Data entries
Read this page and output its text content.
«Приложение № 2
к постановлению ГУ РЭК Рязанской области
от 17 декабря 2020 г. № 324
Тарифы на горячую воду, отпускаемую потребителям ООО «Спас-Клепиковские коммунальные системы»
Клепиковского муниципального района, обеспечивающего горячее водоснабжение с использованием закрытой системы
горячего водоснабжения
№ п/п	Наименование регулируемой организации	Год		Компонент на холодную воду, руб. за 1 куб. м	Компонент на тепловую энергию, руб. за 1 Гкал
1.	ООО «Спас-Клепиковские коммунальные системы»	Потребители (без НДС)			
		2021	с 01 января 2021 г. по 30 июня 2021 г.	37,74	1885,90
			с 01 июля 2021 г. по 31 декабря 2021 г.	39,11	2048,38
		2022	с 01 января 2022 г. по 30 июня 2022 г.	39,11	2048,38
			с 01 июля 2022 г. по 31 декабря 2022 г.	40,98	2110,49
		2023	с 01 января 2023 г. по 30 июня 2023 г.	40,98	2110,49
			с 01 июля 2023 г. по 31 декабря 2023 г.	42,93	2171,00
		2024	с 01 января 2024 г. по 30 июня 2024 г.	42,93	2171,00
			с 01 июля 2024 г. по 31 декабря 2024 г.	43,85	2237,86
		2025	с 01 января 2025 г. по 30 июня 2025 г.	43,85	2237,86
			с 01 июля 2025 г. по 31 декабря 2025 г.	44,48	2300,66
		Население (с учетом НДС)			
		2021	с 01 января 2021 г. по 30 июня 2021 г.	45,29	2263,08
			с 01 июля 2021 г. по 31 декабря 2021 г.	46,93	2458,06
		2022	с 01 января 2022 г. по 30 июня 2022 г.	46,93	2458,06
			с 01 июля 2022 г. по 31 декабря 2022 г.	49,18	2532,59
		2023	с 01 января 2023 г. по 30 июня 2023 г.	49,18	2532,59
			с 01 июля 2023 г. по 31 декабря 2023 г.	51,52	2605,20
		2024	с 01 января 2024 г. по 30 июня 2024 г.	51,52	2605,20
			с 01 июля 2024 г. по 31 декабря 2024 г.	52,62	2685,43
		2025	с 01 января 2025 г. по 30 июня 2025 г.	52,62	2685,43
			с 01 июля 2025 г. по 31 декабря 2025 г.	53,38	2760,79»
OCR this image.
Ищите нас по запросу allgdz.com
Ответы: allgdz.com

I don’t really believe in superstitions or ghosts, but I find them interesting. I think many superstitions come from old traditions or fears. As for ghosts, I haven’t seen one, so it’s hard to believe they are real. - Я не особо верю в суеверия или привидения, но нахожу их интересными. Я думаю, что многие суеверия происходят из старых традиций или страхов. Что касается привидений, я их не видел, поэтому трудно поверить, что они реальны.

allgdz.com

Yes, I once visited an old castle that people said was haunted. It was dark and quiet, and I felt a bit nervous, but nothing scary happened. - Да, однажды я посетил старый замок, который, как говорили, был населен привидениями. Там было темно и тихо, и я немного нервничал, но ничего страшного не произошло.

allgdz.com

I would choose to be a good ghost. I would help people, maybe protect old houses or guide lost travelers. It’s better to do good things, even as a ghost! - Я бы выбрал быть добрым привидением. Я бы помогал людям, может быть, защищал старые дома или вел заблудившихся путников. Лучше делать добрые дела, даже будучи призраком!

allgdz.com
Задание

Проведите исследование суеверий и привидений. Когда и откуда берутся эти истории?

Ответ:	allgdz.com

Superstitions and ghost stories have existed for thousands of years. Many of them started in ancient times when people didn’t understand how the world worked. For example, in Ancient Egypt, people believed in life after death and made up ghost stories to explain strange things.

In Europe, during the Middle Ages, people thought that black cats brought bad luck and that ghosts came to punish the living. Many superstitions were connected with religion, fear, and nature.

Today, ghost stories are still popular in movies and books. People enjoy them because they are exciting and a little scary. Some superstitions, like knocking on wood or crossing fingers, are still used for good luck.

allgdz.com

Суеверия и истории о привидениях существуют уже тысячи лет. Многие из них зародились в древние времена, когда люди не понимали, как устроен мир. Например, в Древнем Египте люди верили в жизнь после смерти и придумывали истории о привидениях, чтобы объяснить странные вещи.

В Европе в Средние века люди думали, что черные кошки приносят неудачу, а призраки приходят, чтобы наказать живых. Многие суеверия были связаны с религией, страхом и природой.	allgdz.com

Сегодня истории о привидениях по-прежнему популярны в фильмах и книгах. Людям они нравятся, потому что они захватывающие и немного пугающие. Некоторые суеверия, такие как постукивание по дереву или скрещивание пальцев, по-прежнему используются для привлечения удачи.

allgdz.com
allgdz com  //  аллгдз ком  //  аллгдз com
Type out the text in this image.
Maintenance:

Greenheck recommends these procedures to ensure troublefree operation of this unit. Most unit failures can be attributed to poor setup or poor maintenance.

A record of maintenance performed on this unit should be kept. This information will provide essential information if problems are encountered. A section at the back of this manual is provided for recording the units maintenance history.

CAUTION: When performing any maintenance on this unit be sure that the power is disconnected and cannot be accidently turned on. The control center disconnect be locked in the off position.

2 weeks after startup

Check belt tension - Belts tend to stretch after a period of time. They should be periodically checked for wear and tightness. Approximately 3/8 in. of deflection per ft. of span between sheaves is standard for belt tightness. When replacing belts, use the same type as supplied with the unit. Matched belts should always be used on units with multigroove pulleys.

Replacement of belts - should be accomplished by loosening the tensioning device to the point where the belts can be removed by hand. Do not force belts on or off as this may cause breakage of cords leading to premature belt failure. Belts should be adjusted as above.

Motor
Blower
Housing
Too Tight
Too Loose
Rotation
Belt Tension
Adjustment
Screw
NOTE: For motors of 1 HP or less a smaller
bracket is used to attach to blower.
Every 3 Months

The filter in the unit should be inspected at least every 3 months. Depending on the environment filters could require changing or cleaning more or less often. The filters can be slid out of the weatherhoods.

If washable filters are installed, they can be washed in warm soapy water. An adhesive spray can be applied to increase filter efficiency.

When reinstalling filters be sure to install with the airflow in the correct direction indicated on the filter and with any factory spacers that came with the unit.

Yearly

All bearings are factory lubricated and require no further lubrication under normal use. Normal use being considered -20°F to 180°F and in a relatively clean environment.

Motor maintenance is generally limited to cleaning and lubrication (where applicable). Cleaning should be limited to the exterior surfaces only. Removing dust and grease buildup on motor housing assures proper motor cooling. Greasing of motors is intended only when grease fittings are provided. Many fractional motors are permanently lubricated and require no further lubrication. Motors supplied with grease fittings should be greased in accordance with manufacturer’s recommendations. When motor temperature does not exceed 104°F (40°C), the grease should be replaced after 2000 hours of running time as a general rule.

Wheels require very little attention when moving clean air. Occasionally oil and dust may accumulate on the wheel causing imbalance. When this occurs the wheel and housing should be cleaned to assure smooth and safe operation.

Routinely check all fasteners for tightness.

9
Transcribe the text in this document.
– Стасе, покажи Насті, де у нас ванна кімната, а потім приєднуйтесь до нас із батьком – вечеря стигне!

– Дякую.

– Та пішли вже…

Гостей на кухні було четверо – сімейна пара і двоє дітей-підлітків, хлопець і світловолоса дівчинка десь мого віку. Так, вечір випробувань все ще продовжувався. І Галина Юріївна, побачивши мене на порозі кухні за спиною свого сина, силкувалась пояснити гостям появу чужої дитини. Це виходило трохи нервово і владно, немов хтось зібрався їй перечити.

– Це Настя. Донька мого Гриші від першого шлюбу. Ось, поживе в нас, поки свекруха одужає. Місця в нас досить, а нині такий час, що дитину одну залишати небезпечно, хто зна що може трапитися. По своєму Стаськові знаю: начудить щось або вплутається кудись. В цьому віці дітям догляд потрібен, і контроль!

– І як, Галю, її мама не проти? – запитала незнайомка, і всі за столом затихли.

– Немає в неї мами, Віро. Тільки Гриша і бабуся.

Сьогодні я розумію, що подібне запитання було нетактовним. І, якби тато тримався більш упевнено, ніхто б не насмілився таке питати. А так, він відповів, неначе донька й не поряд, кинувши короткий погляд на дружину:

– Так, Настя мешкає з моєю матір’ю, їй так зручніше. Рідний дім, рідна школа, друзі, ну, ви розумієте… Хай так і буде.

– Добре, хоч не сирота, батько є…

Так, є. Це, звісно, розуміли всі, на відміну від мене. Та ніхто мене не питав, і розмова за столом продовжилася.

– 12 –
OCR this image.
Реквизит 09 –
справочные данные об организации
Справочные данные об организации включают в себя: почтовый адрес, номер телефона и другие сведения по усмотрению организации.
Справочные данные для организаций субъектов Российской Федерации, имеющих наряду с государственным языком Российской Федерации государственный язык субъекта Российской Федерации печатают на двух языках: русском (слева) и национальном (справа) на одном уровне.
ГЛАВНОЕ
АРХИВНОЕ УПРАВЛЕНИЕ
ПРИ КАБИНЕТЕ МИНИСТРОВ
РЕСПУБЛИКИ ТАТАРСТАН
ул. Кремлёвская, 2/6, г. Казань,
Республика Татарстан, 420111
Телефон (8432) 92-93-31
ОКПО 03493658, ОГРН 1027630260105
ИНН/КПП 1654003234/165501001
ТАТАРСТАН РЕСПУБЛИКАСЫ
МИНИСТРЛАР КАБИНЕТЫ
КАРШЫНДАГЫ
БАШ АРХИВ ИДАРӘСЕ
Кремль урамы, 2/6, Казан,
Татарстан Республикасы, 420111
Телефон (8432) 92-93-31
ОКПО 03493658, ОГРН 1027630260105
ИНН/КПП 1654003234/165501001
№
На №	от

* _STATED EXERCISE_
Go through the listing above and pull out each line containing the word "tightness".

* _FULL ANSWER_
Check belt tension - Belts tend to stretch after a period of time. They should be periodically checked for wear and tightness. Approximately 3/8 in. of deflection per ft. of span between sheaves is standard for belt tightness. When replacing belts, use the same type as supplied with the unit. Matched belts should always be used on units with multigroove pulleys.
Routinely check all fasteners for tightness.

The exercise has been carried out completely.